Salam sayang buat Bu Rieny yang selalu membantu saya dan juga pembaca NOVA lain untuk menemukan jati diri, dari sisi positif yang ada di dalam diri. Sungguh menguatkan hati. Terima kasih, Bu.

Emy, somewhere

Jawaban Bu Rieny,
Membaca surat Anda, saya bayangkan betapa nyamannya kalau bisa berinteraksi dengan Bu Emy yang pastinya hangat, tulus, dan melihat masalah dari sisi yang optimis. 

Benar sekali, kemampuan memaafkan adalah anugerah luar biasa dari Allah, karena ini seakan membebaskan energi positif di dalam diri yang pada gilirannya akan membuat perasaan-perasaan positif juga muncul dalam diri. Ketika kemudian diri kita mampu memancarkan energi positif, maka ia akan kembali dalam perasaan-perasaan yang juga positif sifatnya.

Sayangnya Anda tidak berkenan menceritakan penyebab perpisahan Anda, yang bisa membuat suami masih belum mampu melakukan hal-hal baik seperti Anda. Bukanlah suatu yang mustahil, saya dan pembaca NOVA bisa memetik hikmah luar biasa dari pengalaman Anda dalam mengaktifkan hal-hal baik di dalam diri Anda. 

Bisa jadi, di dasar hatinya suami tak ingin kehilangan Anda, karena ia paham benar bahwa Anda terlalu bernilai untuknya untuk dicampakkan. Bila inisiatif perceraian datang dari Anda, mestinya ada hal-hal yang sudah tidak bisa Anda tolerir dalam caranya menjalankan peran sebagai suami dan ayah, bukan?   

Akan tetapi, pada saat yang sama Anda izinkan diri Anda untuk tetap memberi peluang pada suami untuk ingat pada anak-anaknya. Yang sering bekerja sebagai personal blocking terbesar dalam hidup, memblok komunikasi juga tidak Anda lakukan, karena Anda paham bahwa suami harus tetap mengetahui bagaimana perkembangan anak-anaknya.

Dan saat Anda melakukannya, gengsi atau perasaan enggan bersentuhan dalam arti komunikasi dengan suami, lalu tidak berperan. Saya yakin saat Anda meng-SMS suami, nalar Andalah yang secara dominan bekerja sehingga Anda tidak diliputi oleh keinginan oleh keinginan buruk untuk stop komunikasi.

• **Bahan yang Disediakan**:
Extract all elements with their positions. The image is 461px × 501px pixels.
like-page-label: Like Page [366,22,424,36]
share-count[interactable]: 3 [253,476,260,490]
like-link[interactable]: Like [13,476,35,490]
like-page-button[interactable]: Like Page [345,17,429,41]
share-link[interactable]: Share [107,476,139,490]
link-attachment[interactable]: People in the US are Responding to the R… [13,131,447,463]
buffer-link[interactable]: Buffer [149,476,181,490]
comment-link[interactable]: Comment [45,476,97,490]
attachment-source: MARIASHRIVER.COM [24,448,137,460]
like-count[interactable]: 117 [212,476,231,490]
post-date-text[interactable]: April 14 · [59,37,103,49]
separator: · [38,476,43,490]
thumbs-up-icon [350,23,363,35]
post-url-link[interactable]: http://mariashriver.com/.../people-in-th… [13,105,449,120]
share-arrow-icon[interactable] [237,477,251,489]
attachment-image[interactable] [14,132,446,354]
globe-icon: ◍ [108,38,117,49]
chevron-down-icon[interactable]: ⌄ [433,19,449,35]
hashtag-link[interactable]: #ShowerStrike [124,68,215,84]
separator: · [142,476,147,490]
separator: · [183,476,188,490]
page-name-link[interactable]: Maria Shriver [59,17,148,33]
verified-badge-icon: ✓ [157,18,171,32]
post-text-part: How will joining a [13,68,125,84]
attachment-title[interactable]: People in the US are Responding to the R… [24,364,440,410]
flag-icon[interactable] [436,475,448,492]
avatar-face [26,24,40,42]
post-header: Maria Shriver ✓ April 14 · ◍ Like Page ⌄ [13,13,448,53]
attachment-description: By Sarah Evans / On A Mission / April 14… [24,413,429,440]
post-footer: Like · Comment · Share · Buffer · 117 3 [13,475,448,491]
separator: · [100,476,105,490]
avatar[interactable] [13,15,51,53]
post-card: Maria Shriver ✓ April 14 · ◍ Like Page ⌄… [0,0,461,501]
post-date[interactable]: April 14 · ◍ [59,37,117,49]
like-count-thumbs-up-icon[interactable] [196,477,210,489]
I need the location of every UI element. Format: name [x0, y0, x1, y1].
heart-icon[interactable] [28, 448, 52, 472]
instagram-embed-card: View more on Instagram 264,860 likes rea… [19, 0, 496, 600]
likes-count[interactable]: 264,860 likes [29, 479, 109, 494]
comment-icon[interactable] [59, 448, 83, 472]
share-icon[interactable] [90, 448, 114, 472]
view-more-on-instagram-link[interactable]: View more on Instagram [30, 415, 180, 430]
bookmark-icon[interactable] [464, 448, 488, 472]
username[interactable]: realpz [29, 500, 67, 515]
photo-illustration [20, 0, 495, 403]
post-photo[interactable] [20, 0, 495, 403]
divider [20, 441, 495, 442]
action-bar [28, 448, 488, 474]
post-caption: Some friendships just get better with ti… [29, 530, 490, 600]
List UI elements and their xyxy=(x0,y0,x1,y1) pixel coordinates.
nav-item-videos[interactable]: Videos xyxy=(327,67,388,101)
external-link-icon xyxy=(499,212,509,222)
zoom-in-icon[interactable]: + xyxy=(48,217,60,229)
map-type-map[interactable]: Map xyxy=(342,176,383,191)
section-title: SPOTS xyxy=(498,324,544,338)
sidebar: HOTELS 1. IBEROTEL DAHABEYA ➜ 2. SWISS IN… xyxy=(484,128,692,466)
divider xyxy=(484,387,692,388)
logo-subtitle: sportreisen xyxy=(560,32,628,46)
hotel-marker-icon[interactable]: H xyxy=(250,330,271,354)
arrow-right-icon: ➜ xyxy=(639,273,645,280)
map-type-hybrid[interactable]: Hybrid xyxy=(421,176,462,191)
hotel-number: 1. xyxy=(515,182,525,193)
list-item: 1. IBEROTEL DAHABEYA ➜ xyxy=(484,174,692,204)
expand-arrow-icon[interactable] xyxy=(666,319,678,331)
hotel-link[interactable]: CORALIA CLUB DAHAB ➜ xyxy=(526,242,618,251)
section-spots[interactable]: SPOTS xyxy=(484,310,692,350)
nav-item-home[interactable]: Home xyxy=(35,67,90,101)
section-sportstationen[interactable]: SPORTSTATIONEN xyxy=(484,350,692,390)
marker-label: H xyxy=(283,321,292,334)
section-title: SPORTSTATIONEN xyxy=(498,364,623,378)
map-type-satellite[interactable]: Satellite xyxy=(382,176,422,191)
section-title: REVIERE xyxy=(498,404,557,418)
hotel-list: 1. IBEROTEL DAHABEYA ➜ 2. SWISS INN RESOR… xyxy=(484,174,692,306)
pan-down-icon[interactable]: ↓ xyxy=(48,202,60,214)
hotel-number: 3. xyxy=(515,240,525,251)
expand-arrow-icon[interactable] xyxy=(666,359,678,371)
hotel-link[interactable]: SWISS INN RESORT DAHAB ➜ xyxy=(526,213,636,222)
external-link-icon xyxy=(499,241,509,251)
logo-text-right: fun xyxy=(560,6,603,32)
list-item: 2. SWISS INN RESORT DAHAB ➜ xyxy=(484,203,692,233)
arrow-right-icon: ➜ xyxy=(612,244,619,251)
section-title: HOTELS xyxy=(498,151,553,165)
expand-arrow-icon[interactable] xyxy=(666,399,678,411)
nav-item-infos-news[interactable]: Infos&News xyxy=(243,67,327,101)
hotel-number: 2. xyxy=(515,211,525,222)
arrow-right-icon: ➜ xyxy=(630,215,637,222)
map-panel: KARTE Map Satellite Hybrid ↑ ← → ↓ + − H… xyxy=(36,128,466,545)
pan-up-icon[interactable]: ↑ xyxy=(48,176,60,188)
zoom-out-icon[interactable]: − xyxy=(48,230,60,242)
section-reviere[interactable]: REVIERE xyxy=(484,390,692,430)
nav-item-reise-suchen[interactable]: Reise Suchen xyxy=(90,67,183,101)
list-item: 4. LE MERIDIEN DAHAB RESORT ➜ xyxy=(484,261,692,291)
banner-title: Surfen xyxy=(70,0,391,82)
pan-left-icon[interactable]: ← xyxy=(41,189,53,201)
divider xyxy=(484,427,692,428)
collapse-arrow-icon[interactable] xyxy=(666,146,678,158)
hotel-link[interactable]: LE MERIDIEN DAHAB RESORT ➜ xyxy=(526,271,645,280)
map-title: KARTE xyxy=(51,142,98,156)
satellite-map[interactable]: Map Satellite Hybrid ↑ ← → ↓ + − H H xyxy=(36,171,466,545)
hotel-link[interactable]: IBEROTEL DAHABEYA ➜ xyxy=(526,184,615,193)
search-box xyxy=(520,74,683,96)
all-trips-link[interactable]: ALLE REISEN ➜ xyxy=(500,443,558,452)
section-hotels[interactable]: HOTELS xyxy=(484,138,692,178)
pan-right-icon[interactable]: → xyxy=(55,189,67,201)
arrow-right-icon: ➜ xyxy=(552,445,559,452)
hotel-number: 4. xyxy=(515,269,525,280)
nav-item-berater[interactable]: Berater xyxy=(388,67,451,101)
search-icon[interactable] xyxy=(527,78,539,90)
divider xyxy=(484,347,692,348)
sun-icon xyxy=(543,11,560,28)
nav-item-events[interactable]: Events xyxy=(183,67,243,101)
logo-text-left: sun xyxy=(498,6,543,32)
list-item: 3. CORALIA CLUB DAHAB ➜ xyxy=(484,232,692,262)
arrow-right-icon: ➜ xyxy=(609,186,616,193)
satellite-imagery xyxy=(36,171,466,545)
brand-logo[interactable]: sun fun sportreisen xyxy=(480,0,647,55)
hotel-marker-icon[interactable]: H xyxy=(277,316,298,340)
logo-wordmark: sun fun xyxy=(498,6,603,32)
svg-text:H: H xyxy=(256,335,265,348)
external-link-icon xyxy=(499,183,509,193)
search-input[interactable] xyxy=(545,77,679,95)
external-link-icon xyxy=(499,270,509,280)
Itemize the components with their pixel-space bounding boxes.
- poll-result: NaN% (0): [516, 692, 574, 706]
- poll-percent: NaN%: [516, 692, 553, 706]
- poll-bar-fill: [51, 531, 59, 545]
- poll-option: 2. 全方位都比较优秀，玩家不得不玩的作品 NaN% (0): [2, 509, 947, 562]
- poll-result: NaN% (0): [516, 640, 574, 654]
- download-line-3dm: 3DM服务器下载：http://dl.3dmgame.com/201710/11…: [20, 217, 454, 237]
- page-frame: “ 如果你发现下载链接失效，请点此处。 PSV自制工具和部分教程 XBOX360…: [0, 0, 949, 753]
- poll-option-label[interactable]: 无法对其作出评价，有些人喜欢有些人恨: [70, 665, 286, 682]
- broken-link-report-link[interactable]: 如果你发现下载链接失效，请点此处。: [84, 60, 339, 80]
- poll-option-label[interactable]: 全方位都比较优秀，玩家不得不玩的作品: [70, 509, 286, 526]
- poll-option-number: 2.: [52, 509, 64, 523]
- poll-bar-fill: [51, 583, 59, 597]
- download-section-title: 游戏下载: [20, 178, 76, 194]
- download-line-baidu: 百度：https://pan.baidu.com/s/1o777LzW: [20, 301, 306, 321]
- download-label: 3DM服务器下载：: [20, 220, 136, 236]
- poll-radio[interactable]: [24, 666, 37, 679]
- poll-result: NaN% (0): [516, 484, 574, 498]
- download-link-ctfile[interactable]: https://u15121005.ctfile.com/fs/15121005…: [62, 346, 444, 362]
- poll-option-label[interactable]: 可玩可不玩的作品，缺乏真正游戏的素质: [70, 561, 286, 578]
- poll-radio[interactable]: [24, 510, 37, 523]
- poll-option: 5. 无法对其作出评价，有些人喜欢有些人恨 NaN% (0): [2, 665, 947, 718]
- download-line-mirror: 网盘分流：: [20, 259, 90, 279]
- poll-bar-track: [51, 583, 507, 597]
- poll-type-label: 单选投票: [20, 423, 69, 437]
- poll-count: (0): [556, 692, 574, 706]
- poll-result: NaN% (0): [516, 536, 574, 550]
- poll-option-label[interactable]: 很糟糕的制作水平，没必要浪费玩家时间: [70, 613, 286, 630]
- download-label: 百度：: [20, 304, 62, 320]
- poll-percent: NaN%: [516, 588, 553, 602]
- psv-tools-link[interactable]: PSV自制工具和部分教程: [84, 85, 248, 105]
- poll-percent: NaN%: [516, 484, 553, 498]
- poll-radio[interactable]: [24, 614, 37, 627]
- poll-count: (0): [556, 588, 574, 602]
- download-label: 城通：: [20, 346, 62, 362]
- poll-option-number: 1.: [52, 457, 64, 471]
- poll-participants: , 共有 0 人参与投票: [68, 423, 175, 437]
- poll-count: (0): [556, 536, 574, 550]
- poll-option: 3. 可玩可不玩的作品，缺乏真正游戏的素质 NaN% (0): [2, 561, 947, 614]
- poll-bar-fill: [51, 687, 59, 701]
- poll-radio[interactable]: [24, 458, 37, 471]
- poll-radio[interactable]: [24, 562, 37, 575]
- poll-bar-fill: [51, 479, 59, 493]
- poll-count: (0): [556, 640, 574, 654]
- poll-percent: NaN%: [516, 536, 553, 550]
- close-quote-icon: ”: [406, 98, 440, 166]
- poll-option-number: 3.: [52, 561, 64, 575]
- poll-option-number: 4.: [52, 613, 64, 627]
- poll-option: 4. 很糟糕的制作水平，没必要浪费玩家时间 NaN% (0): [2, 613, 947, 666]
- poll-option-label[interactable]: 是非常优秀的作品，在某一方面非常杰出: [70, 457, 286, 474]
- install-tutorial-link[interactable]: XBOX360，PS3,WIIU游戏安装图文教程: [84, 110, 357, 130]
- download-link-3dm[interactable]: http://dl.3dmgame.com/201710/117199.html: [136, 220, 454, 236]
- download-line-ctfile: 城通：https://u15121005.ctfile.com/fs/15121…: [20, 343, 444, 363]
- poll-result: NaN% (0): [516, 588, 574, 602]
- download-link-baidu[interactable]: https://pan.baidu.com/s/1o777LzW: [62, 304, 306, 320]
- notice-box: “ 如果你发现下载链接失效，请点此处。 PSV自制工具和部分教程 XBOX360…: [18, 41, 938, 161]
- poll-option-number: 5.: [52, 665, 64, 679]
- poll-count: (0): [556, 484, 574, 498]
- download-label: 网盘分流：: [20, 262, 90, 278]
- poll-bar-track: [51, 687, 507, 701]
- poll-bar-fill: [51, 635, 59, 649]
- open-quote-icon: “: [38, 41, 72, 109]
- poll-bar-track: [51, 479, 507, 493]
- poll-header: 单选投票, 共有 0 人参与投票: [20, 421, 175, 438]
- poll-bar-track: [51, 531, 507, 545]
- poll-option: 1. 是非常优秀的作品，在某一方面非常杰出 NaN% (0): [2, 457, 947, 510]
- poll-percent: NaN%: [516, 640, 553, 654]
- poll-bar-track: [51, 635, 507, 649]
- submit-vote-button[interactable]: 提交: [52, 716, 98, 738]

• **Tujuan Tugas**: Daftarkan semua frasa berbeda dalam teks bacaan yang memuat kata "positif". Frasa yang berulang cukup ditulis sekali.

• **Penyelesaian**:
- sisi positif
- energi positif
- perasaan-perasaan positif
- perasaan-perasaan yang juga positif